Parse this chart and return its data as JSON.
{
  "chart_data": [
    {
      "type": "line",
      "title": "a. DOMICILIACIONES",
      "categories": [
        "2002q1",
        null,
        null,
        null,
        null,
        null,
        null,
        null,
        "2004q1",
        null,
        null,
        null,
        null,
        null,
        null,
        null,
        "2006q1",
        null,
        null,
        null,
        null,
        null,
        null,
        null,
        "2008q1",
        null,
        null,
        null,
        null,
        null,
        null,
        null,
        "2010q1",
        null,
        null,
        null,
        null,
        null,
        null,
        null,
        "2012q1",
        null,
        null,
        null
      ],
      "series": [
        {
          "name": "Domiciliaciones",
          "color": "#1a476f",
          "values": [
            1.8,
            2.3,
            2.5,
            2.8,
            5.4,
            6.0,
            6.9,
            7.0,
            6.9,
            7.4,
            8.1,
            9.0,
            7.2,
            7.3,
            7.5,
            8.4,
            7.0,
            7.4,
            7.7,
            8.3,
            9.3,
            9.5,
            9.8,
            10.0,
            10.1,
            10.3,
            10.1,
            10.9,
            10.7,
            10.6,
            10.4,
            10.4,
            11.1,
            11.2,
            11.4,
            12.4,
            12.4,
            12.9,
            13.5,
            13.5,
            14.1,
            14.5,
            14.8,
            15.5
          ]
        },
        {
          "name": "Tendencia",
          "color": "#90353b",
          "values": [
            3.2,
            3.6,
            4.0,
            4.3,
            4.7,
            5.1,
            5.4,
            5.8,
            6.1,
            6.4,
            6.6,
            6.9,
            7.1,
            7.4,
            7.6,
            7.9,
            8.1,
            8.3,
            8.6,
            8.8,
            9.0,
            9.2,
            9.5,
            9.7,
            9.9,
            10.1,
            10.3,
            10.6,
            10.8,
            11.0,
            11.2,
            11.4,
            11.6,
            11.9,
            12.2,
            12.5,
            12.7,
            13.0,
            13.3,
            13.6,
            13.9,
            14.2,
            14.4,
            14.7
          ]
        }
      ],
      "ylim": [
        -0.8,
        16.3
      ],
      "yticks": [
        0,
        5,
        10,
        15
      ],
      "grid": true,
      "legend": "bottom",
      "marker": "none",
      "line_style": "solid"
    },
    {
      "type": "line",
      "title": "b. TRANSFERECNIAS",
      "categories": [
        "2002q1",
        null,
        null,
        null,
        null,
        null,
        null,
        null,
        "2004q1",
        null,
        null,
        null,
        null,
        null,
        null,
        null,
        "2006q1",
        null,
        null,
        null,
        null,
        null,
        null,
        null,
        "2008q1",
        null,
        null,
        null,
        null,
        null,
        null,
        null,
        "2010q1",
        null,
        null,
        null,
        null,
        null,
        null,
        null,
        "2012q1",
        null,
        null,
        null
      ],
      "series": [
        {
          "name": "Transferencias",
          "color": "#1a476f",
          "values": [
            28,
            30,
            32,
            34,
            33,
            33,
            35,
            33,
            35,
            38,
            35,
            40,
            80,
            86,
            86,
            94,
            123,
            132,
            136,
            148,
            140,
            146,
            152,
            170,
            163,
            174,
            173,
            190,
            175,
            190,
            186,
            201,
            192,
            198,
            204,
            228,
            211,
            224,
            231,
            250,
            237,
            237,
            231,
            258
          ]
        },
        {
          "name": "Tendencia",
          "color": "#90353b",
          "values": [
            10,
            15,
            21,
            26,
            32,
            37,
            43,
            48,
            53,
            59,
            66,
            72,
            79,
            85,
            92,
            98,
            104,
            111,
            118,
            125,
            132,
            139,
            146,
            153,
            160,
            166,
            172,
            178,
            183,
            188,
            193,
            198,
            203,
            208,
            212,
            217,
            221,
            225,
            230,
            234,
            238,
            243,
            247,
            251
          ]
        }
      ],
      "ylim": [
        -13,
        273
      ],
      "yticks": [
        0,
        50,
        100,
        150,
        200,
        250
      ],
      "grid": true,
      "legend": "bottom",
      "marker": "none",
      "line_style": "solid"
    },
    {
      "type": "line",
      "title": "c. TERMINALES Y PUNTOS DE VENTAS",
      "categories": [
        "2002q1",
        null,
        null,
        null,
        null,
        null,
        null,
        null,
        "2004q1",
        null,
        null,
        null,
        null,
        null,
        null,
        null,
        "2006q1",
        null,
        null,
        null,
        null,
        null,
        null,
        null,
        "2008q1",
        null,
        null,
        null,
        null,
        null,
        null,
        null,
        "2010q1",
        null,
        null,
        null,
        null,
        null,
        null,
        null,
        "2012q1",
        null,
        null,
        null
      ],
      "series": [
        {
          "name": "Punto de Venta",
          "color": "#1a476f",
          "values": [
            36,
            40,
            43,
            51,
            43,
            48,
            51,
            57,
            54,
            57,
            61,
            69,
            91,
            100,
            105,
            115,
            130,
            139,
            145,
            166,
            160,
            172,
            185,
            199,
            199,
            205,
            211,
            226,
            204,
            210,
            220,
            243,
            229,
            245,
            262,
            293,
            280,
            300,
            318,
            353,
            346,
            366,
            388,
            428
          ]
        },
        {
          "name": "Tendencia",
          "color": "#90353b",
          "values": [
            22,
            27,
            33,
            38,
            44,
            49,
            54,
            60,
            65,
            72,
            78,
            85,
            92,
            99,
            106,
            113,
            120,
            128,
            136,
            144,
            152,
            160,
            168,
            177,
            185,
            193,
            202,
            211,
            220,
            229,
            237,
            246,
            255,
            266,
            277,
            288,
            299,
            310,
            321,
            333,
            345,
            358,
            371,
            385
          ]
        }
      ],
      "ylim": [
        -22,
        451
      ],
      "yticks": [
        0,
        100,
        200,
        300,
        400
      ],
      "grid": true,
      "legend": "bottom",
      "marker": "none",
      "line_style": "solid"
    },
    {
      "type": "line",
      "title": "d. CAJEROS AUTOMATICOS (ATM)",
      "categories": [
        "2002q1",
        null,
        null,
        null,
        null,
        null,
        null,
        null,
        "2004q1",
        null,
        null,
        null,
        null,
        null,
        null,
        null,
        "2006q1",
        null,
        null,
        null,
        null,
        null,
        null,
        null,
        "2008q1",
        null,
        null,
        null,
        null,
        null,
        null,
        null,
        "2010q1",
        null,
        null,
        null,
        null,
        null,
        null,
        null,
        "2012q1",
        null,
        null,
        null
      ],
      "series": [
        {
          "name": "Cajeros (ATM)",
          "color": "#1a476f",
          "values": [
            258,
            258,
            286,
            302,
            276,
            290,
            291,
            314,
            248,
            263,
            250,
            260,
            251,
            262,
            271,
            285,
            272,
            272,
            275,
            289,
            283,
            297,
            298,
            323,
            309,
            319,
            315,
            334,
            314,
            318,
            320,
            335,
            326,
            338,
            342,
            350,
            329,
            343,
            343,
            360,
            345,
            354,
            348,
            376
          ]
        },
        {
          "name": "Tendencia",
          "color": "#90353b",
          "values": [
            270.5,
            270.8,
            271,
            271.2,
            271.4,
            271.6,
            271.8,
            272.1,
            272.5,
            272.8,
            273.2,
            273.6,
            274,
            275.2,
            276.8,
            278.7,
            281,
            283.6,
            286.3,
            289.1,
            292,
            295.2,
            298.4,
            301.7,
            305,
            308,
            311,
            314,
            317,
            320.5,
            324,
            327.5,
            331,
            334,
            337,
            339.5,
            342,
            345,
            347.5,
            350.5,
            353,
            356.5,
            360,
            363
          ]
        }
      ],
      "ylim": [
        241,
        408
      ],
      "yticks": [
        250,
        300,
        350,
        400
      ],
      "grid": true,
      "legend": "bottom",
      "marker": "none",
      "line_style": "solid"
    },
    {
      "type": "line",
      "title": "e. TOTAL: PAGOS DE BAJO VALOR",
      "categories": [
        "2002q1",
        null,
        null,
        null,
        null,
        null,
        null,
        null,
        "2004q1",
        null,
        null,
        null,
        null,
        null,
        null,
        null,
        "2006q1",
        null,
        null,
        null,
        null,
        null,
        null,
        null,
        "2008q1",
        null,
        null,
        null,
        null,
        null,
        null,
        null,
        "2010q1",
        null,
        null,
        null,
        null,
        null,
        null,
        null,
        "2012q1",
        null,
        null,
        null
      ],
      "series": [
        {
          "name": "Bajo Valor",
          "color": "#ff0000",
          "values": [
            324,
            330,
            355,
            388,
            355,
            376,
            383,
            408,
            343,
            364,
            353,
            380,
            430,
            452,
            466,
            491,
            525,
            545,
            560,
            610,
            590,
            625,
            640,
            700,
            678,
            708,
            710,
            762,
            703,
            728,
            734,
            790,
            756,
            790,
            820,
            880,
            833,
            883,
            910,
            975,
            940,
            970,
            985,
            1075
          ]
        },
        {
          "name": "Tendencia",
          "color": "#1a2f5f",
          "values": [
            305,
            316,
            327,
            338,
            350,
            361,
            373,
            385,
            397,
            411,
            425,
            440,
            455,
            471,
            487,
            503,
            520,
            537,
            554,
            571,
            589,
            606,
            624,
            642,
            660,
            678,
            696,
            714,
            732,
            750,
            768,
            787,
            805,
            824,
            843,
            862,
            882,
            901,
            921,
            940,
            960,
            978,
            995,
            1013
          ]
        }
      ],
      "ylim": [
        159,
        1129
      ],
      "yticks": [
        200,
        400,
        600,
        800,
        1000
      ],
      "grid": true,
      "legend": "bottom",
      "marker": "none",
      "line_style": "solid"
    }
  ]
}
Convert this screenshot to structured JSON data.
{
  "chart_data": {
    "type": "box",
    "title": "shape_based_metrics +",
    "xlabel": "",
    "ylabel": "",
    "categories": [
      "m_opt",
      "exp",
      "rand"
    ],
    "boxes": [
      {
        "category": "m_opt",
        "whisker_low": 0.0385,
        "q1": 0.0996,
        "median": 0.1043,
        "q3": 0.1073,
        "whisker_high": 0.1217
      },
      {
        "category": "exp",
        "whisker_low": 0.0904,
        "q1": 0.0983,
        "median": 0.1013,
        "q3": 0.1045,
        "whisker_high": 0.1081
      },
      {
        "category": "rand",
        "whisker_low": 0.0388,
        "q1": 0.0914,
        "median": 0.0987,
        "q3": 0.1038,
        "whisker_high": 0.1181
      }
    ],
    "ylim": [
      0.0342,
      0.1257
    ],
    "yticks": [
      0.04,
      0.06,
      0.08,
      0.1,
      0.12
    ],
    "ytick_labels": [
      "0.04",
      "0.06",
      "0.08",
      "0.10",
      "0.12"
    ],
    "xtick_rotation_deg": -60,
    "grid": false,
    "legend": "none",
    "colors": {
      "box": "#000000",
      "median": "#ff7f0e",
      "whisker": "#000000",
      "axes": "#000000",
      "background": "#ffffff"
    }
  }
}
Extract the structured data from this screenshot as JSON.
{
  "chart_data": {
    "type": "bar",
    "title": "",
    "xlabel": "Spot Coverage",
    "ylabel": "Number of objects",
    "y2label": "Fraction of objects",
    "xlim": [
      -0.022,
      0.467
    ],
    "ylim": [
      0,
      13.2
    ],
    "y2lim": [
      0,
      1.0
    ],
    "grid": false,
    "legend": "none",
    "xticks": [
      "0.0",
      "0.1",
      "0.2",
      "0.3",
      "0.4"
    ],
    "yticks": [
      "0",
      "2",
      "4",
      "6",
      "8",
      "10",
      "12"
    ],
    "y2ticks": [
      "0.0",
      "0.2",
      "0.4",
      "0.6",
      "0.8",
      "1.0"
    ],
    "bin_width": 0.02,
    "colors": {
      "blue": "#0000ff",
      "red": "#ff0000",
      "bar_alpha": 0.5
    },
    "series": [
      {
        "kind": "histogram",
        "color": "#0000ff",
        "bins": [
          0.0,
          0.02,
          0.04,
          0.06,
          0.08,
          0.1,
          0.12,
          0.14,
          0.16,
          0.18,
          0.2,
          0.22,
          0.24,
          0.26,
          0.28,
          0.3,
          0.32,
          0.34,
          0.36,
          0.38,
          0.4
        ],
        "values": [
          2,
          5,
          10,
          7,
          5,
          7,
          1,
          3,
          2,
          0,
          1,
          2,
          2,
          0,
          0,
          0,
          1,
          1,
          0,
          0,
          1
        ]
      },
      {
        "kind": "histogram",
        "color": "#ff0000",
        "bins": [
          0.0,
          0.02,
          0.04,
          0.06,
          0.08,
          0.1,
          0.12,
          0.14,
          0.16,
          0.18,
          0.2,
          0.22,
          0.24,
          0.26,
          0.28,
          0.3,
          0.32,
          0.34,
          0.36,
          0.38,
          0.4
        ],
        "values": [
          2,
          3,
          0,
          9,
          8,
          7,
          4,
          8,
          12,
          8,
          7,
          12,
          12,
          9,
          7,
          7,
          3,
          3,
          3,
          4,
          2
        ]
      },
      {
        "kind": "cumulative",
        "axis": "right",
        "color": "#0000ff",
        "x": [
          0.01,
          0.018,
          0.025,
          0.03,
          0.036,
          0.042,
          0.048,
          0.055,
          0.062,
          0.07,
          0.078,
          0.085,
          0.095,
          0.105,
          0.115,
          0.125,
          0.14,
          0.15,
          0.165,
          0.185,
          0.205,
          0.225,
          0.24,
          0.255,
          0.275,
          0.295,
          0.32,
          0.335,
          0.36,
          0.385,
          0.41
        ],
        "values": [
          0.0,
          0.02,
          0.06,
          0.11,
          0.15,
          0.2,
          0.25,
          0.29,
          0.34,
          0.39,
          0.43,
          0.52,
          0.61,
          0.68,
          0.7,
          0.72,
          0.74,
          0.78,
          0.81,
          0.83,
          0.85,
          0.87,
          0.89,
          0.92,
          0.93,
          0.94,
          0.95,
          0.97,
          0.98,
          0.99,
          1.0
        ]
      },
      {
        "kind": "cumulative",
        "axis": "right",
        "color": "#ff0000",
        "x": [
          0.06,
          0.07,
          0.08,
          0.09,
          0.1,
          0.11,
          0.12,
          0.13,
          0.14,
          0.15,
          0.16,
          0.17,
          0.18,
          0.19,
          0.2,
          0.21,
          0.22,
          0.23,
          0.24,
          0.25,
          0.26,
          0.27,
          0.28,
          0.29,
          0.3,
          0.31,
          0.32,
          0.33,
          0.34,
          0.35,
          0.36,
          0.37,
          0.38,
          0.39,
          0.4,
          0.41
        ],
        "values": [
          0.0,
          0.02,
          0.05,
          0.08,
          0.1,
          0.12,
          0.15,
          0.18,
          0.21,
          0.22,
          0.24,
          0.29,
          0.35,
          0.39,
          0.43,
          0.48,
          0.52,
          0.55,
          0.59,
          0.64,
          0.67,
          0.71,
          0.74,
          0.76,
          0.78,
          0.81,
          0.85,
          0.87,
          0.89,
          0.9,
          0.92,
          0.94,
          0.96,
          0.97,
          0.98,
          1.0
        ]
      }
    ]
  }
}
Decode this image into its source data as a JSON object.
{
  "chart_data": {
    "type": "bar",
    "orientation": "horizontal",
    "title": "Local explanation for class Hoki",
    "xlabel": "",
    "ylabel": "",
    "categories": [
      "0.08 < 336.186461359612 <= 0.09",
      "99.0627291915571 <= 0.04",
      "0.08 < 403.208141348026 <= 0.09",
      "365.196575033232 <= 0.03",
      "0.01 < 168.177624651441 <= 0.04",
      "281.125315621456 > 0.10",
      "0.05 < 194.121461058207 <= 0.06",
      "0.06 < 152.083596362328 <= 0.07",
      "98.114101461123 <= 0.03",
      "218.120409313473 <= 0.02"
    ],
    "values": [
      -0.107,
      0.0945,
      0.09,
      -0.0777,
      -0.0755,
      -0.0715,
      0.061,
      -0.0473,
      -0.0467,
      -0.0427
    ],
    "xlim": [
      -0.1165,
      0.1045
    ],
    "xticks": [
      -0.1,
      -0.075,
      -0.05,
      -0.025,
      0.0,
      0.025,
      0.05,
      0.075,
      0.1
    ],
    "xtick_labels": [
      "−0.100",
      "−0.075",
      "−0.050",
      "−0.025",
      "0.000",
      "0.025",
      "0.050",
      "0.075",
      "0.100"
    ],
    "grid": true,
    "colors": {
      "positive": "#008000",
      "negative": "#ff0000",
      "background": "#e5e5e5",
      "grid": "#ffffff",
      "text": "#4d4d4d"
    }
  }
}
━━━━━━
● **SET EXERCISE**
What is the number of lines in the listing that contain the string "JSON"? Reply with that number alone.

● **EXERCISE RESULT**
4